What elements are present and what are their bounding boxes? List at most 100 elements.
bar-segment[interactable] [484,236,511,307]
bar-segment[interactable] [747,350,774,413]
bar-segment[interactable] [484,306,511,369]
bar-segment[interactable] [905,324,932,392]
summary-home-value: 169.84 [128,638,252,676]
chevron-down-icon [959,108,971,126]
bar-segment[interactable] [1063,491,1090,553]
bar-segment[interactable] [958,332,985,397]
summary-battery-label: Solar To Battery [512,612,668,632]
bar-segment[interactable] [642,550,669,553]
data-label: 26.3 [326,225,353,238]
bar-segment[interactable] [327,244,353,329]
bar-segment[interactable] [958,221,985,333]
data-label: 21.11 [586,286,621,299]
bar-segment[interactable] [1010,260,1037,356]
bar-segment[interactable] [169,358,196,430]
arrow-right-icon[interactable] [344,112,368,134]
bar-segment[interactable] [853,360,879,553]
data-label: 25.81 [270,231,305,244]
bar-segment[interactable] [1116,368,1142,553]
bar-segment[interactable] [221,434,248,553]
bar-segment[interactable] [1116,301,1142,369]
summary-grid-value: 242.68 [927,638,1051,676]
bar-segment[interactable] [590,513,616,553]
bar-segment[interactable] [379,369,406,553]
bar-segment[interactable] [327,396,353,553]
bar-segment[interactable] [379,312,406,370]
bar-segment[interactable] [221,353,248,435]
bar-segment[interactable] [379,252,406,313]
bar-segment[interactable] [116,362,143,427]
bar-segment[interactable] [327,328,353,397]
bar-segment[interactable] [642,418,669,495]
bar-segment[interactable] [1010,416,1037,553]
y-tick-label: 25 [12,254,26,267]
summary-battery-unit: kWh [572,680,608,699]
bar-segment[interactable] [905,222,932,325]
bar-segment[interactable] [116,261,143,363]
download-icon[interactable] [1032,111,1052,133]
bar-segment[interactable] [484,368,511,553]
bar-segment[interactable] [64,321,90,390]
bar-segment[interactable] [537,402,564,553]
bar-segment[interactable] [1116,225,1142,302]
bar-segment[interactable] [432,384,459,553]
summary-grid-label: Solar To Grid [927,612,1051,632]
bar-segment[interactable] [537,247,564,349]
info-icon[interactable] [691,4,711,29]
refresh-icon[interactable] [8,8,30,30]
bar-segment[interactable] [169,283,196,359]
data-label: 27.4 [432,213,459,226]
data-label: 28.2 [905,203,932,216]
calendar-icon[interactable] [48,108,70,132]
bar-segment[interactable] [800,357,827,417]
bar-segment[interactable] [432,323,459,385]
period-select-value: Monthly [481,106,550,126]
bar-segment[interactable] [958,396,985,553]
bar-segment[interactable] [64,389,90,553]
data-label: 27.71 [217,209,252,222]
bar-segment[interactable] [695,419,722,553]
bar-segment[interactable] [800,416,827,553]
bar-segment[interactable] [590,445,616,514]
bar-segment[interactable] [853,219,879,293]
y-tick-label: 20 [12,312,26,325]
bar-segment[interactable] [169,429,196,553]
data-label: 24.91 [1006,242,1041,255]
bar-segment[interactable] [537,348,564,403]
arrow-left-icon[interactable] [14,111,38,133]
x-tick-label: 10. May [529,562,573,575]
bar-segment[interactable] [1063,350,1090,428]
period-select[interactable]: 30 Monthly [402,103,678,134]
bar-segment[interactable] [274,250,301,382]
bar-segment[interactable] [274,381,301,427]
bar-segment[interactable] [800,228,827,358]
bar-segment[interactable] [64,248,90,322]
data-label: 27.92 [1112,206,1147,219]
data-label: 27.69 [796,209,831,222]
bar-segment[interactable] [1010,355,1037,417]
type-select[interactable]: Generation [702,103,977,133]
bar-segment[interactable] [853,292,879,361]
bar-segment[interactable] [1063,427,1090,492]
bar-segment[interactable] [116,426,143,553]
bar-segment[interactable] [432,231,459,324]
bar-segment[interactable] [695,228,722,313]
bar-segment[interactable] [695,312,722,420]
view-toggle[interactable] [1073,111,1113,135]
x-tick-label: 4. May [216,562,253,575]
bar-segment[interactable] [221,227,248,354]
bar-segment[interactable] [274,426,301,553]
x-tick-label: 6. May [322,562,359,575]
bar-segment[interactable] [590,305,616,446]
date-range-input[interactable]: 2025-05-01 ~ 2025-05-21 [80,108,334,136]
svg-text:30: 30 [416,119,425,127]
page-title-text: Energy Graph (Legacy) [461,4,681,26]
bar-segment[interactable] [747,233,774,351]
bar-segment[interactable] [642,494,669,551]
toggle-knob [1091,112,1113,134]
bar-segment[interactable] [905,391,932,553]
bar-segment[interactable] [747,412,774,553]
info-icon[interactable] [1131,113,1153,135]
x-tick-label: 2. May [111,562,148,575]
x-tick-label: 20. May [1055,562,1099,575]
........
Objective>
Reproduce the material above exactly, from its first line through the line that contains "bar-segment[interactable] [590,513,616,553]", including that line.

Solved problem>
What elements are present and what are their bounding boxes? List at most 100 elements.
bar-segment[interactable] [484,236,511,307]
bar-segment[interactable] [747,350,774,413]
bar-segment[interactable] [484,306,511,369]
bar-segment[interactable] [905,324,932,392]
summary-home-value: 169.84 [128,638,252,676]
chevron-down-icon [959,108,971,126]
bar-segment[interactable] [1063,491,1090,553]
bar-segment[interactable] [958,332,985,397]
summary-battery-label: Solar To Battery [512,612,668,632]
bar-segment[interactable] [642,550,669,553]
data-label: 26.3 [326,225,353,238]
bar-segment[interactable] [327,244,353,329]
bar-segment[interactable] [958,221,985,333]
data-label: 21.11 [586,286,621,299]
bar-segment[interactable] [1010,260,1037,356]
bar-segment[interactable] [169,358,196,430]
arrow-right-icon[interactable] [344,112,368,134]
bar-segment[interactable] [853,360,879,553]
data-label: 25.81 [270,231,305,244]
bar-segment[interactable] [1116,368,1142,553]
bar-segment[interactable] [221,434,248,553]
bar-segment[interactable] [1116,301,1142,369]
summary-grid-value: 242.68 [927,638,1051,676]
bar-segment[interactable] [590,513,616,553]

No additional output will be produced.